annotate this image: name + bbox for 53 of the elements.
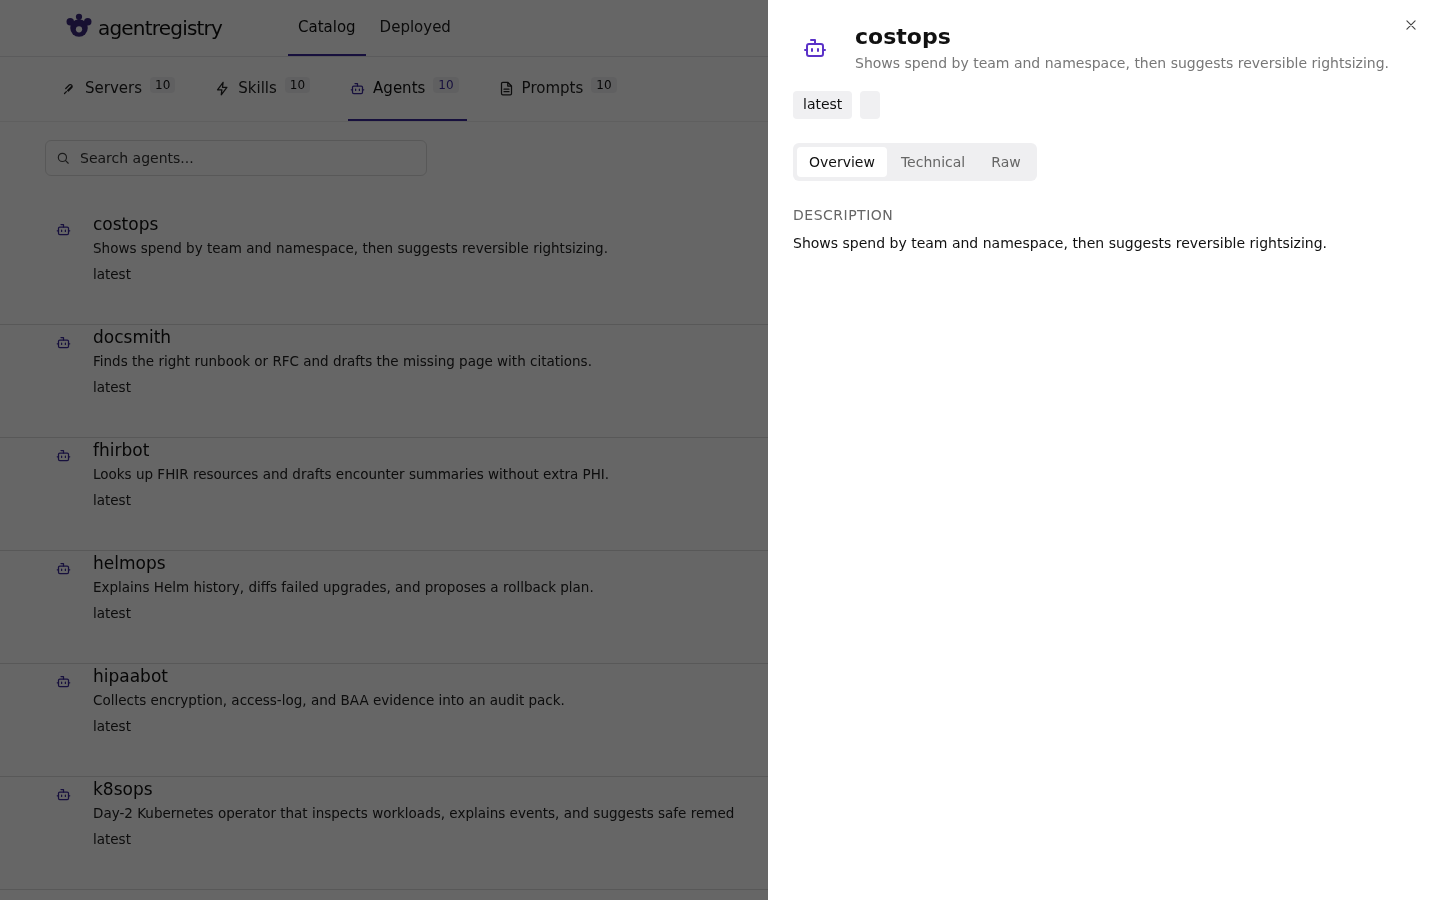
agent-description: Looks up FHIR resources and drafts encounter summaries without extra PHI. xyxy=(93,466,610,482)
robot-icon xyxy=(56,674,71,689)
panel-subtitle: Shows spend by team and namespace, then suggests reversible rightsizing. xyxy=(855,55,1390,71)
version-tag: latest xyxy=(793,91,853,119)
agent-description: Shows spend by team and namespace, then suggests reversible rightsizing. xyxy=(93,240,608,256)
tab-label: Agents xyxy=(373,79,426,97)
robot-icon xyxy=(56,561,71,576)
nav-tab[interactable]: Deployed xyxy=(369,0,461,56)
agent-name[interactable]: costops xyxy=(93,214,608,234)
description-text: Shows spend by team and namespace, then suggests reversible rightsizing. xyxy=(793,235,1329,251)
nav-tab[interactable]: Catalog xyxy=(288,0,366,56)
search-icon xyxy=(56,151,70,165)
document-icon xyxy=(498,80,514,96)
tab-label: Prompts xyxy=(521,79,584,97)
robot-icon xyxy=(56,335,71,350)
agent-name[interactable]: hipaabot xyxy=(93,666,565,686)
category-tab[interactable]: Servers 10 xyxy=(60,57,184,121)
version-label: latest xyxy=(93,379,132,395)
agent-name[interactable]: k8sops xyxy=(93,779,735,799)
count-badge: 10 xyxy=(591,77,617,93)
agent-name[interactable]: helmops xyxy=(93,553,594,573)
tab-label: Skills xyxy=(238,79,277,97)
robot-icon xyxy=(56,448,71,463)
agent-description: Explains Helm history, diffs failed upgrades, and proposes a rollback plan. xyxy=(93,579,594,595)
version-label: latest xyxy=(93,831,132,847)
count-badge: 10 xyxy=(433,77,459,93)
version-label: latest xyxy=(93,492,132,508)
version-label: latest xyxy=(93,718,132,734)
category-tab[interactable]: Prompts 10 xyxy=(496,57,625,121)
category-tab[interactable]: Agents 10 xyxy=(348,57,467,121)
version-label: latest xyxy=(93,266,132,282)
version-label: latest xyxy=(93,605,132,621)
tab[interactable]: Technical xyxy=(888,147,978,177)
tab-label: Servers xyxy=(85,79,142,97)
robot-icon xyxy=(56,787,71,802)
count-badge: 10 xyxy=(284,77,311,93)
close-icon xyxy=(1404,18,1418,32)
search-field[interactable]: Search agents... xyxy=(45,140,427,176)
agent-description: Collects encryption, access-log, and BAA evidence into an audit pack. xyxy=(93,692,565,708)
logo-text: agentregistry xyxy=(98,16,223,40)
tab[interactable]: Overview xyxy=(797,147,887,177)
agent-name[interactable]: fhirbot xyxy=(93,440,610,460)
tab[interactable]: Raw xyxy=(979,147,1033,177)
panel-title: costops xyxy=(855,24,952,49)
robot-icon xyxy=(803,36,827,60)
section-heading: DESCRIPTION xyxy=(793,207,895,223)
agent-description: Finds the right runbook or RFC and drafts the missing page with citations. xyxy=(93,353,592,369)
agent-description: Day-2 Kubernetes operator that inspects workloads, explains events, and suggests safe remed xyxy=(93,805,735,821)
count-badge: 10 xyxy=(150,77,176,93)
agent-name[interactable]: docsmith xyxy=(93,327,592,347)
category-tab[interactable]: Skills 10 xyxy=(213,57,319,121)
robot-icon xyxy=(350,80,366,96)
robot-icon xyxy=(56,222,71,237)
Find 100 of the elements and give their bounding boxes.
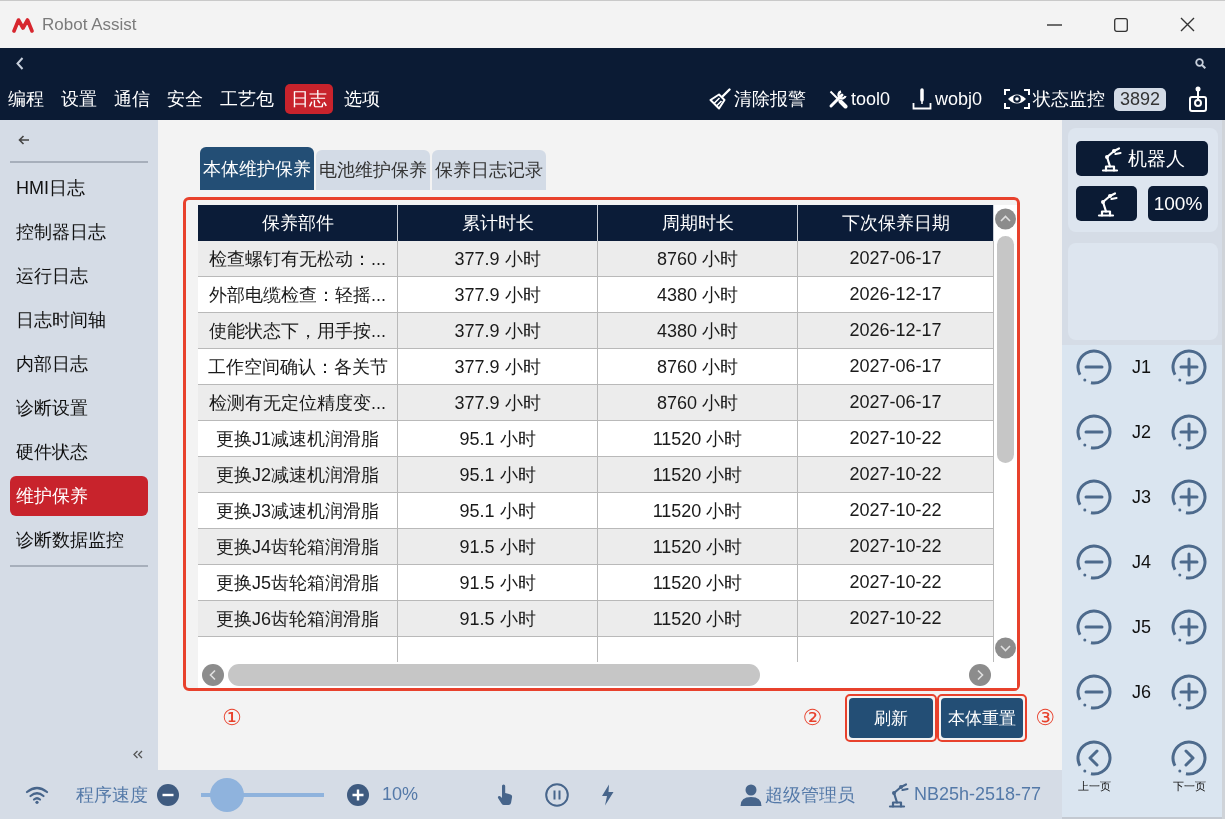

» **Short task**
Copy out every line of the entries above word for word, leaving out the pictures.

» **Solution for this problem**
annotate this image: name + bbox for 53 of the elements.
agent-description: Looks up FHIR resources and drafts encounter summaries without extra PHI. xyxy=(93,466,610,482)
robot-icon xyxy=(56,674,71,689)
panel-subtitle: Shows spend by team and namespace, then suggests reversible rightsizing. xyxy=(855,55,1390,71)
version-tag: latest xyxy=(793,91,853,119)
agent-description: Shows spend by team and namespace, then suggests reversible rightsizing. xyxy=(93,240,608,256)
tab-label: Agents xyxy=(373,79,426,97)
robot-icon xyxy=(56,561,71,576)
nav-tab[interactable]: Deployed xyxy=(369,0,461,56)
agent-name[interactable]: costops xyxy=(93,214,608,234)
description-text: Shows spend by team and namespace, then suggests reversible rightsizing. xyxy=(793,235,1329,251)
nav-tab[interactable]: Catalog xyxy=(288,0,366,56)
search-icon xyxy=(56,151,70,165)
document-icon xyxy=(498,80,514,96)
tab-label: Prompts xyxy=(521,79,584,97)
robot-icon xyxy=(56,335,71,350)
agent-name[interactable]: hipaabot xyxy=(93,666,565,686)
category-tab[interactable]: Servers 10 xyxy=(60,57,184,121)
version-label: latest xyxy=(93,379,132,395)
agent-name[interactable]: k8sops xyxy=(93,779,735,799)
count-badge: 10 xyxy=(591,77,617,93)
agent-name[interactable]: helmops xyxy=(93,553,594,573)
tab-label: Skills xyxy=(238,79,277,97)
robot-icon xyxy=(56,448,71,463)
agent-description: Explains Helm history, diffs failed upgrades, and proposes a rollback plan. xyxy=(93,579,594,595)
version-label: latest xyxy=(93,831,132,847)
count-badge: 10 xyxy=(433,77,459,93)
version-label: latest xyxy=(93,492,132,508)
version-label: latest xyxy=(93,718,132,734)
category-tab[interactable]: Prompts 10 xyxy=(496,57,625,121)
category-tab[interactable]: Agents 10 xyxy=(348,57,467,121)
version-label: latest xyxy=(93,266,132,282)
version-label: latest xyxy=(93,605,132,621)
tab[interactable]: Technical xyxy=(888,147,978,177)
tab-label: Servers xyxy=(85,79,142,97)
robot-icon xyxy=(56,787,71,802)
count-badge: 10 xyxy=(284,77,311,93)
close-icon xyxy=(1404,18,1418,32)
search-field[interactable]: Search agents... xyxy=(45,140,427,176)
agent-description: Collects encryption, access-log, and BAA evidence into an audit pack. xyxy=(93,692,565,708)
logo-text: agentregistry xyxy=(98,16,223,40)
tab[interactable]: Overview xyxy=(797,147,887,177)
agent-name[interactable]: fhirbot xyxy=(93,440,610,460)
tab[interactable]: Raw xyxy=(979,147,1033,177)
panel-title: costops xyxy=(855,24,952,49)
robot-icon xyxy=(803,36,827,60)
section-heading: DESCRIPTION xyxy=(793,207,895,223)
agent-description: Finds the right runbook or RFC and drafts the missing page with citations. xyxy=(93,353,592,369)
agent-description: Day-2 Kubernetes operator that inspects workloads, explains events, and suggests safe remed xyxy=(93,805,735,821)
count-badge: 10 xyxy=(150,77,176,93)
agent-name[interactable]: docsmith xyxy=(93,327,592,347)
category-tab[interactable]: Skills 10 xyxy=(213,57,319,121)
robot-icon xyxy=(350,80,366,96)
robot-icon xyxy=(56,222,71,237)
Find 100 of the elements and give their bounding boxes.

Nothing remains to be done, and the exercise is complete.